> [Twoje zadanie]: Zaktualizuj dane, od wiersza z „Itemize 45 of” aż do wiersza z „x-tick-label: -40 [942,505,964,516]”, zastępując „microprobe” przez „mikrosonda” i nie zmieniając niczego poza tym. Pomiń w odpowiedzi obraz.

> [Dane wejściowe]:
______________________________
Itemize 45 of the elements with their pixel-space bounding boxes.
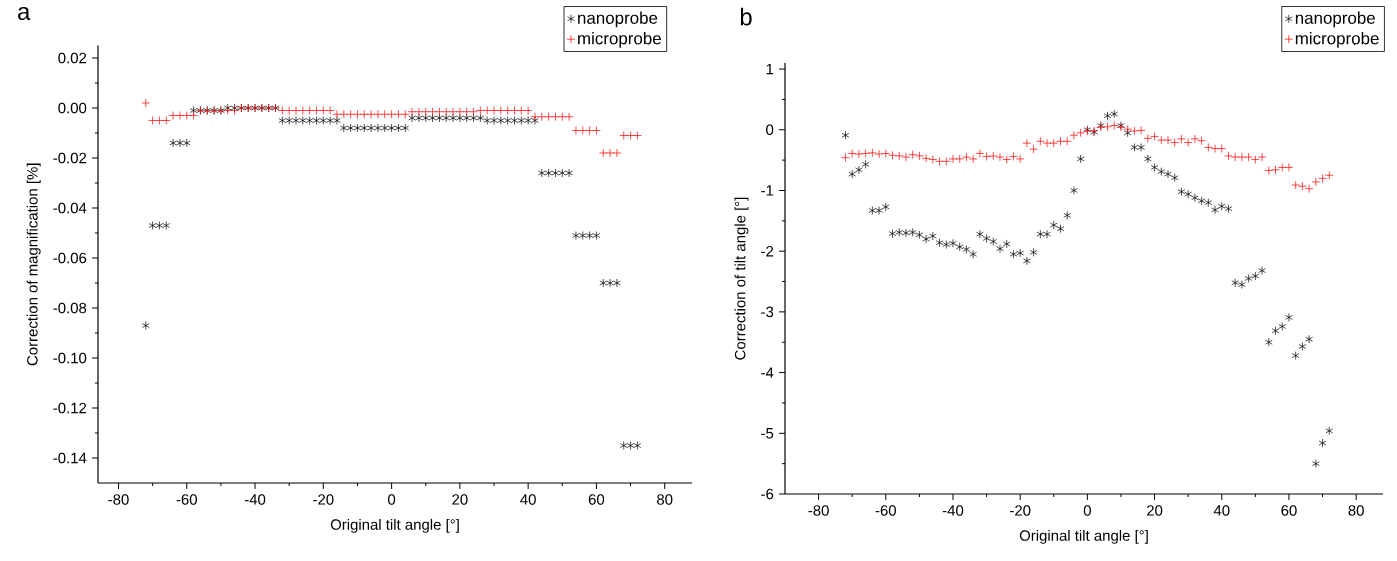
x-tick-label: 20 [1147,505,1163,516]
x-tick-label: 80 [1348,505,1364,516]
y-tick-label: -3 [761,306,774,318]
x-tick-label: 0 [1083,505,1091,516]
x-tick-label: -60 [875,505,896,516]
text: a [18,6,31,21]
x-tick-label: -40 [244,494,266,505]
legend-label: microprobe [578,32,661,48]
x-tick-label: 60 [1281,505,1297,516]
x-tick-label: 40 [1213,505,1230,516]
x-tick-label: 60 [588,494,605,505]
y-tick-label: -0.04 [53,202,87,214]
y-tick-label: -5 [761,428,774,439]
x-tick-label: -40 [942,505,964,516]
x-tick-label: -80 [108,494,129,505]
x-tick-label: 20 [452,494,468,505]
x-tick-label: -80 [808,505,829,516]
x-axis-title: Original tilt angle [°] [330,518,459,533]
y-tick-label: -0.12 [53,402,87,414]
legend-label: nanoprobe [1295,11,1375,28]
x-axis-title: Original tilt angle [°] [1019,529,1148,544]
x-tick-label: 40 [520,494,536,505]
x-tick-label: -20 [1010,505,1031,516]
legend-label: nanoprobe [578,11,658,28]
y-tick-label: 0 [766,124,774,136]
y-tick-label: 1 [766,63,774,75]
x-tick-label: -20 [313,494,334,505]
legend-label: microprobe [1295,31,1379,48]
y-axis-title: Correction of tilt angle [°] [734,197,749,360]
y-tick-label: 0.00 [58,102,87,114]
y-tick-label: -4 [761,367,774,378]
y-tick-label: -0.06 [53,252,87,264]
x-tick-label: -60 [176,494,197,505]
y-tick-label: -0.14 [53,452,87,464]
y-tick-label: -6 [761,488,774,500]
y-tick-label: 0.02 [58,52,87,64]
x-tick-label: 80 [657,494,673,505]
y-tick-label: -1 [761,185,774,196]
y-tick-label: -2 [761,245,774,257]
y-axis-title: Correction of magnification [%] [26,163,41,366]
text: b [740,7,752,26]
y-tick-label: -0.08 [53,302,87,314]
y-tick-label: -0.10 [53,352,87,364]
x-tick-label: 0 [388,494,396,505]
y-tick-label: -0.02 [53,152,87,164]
______________________________
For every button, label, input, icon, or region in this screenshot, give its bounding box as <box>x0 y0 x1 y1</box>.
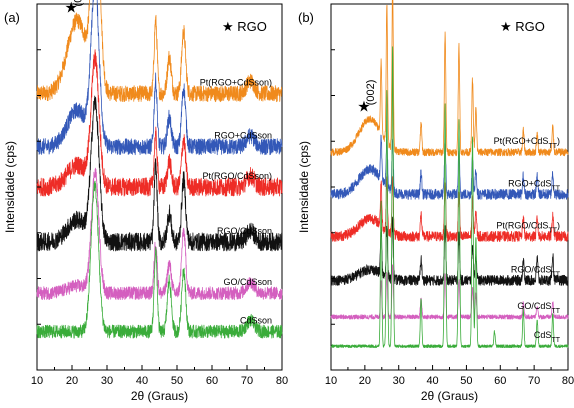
______________________________
> [Rozwiązane ćwiczenie]:
Itemize 45 of the elements with their pixel-space bounding boxes.
x-tick-label: 20 [1147,505,1163,516]
x-tick-label: 80 [1348,505,1364,516]
y-tick-label: -3 [761,306,774,318]
x-tick-label: 0 [1083,505,1091,516]
x-tick-label: -60 [875,505,896,516]
text: a [18,6,31,21]
x-tick-label: -40 [244,494,266,505]
legend-label: mikrosonda [578,32,661,48]
x-tick-label: 60 [1281,505,1297,516]
x-tick-label: 40 [1213,505,1230,516]
x-tick-label: 60 [588,494,605,505]
y-tick-label: -0.04 [53,202,87,214]
y-tick-label: -5 [761,428,774,439]
x-tick-label: -40 [942,505,964,516]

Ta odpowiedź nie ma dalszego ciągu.